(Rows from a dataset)
------------------------
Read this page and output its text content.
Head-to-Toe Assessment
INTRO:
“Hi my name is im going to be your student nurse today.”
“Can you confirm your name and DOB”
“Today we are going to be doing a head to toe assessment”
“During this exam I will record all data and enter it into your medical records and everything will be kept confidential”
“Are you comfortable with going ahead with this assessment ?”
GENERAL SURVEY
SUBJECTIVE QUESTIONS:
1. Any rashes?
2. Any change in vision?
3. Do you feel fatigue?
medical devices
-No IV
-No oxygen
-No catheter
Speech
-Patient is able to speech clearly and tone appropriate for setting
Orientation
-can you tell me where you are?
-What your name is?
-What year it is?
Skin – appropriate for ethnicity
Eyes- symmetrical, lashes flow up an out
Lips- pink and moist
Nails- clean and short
------------------------
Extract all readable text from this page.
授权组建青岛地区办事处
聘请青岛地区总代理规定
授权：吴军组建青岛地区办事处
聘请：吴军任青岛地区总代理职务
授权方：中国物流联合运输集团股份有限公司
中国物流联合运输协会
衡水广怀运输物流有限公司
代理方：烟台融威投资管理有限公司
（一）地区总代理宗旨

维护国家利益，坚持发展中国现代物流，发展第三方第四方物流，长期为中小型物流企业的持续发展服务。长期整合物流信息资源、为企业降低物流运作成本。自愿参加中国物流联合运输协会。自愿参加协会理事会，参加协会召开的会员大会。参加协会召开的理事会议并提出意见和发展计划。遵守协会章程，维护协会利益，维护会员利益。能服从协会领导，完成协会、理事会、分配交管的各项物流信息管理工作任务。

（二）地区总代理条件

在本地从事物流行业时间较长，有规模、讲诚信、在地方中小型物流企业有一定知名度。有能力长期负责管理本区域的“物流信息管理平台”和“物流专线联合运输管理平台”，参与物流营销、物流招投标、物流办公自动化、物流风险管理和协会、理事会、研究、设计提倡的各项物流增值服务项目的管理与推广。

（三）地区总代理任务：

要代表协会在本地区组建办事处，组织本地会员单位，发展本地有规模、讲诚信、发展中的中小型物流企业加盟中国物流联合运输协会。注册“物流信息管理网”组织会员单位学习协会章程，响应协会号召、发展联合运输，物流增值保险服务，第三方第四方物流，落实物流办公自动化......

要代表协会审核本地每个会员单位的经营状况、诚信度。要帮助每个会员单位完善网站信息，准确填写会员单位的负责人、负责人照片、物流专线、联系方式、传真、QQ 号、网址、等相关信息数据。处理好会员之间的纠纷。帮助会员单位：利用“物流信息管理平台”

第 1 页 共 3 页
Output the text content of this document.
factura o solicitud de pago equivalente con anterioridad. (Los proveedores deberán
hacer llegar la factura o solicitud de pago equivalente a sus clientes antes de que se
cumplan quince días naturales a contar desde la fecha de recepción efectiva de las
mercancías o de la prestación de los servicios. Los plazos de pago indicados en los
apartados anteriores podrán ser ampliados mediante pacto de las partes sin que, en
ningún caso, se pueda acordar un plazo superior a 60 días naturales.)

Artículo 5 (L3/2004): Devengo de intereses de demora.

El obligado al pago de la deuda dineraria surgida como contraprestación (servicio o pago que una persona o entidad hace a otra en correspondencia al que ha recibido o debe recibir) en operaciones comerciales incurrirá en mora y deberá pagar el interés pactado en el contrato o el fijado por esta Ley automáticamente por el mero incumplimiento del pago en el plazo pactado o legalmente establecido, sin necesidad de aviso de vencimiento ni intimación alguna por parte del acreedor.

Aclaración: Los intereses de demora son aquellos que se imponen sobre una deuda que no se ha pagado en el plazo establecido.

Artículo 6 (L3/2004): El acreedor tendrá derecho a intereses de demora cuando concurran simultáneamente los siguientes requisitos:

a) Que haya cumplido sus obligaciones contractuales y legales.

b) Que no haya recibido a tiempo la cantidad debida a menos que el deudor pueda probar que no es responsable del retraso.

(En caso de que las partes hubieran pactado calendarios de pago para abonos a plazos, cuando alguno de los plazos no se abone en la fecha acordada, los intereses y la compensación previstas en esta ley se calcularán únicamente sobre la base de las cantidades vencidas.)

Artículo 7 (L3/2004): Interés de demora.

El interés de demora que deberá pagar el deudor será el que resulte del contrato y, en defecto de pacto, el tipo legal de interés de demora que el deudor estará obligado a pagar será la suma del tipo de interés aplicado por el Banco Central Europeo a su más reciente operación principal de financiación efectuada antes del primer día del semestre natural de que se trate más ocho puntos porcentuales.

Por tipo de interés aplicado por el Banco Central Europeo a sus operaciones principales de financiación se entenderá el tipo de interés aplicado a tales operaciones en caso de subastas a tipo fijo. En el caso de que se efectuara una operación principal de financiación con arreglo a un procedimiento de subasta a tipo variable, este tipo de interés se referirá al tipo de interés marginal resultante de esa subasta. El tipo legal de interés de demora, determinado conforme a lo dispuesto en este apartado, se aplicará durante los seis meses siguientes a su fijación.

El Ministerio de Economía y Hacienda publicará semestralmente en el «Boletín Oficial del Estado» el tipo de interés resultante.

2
------------------------
-- DIRECTIONS FOR THIS TASK --
Within the listing, how many lines hold the word "物流信息管理平台"? Only the number is to be given.

-- RESULT OF THIS TASK --
2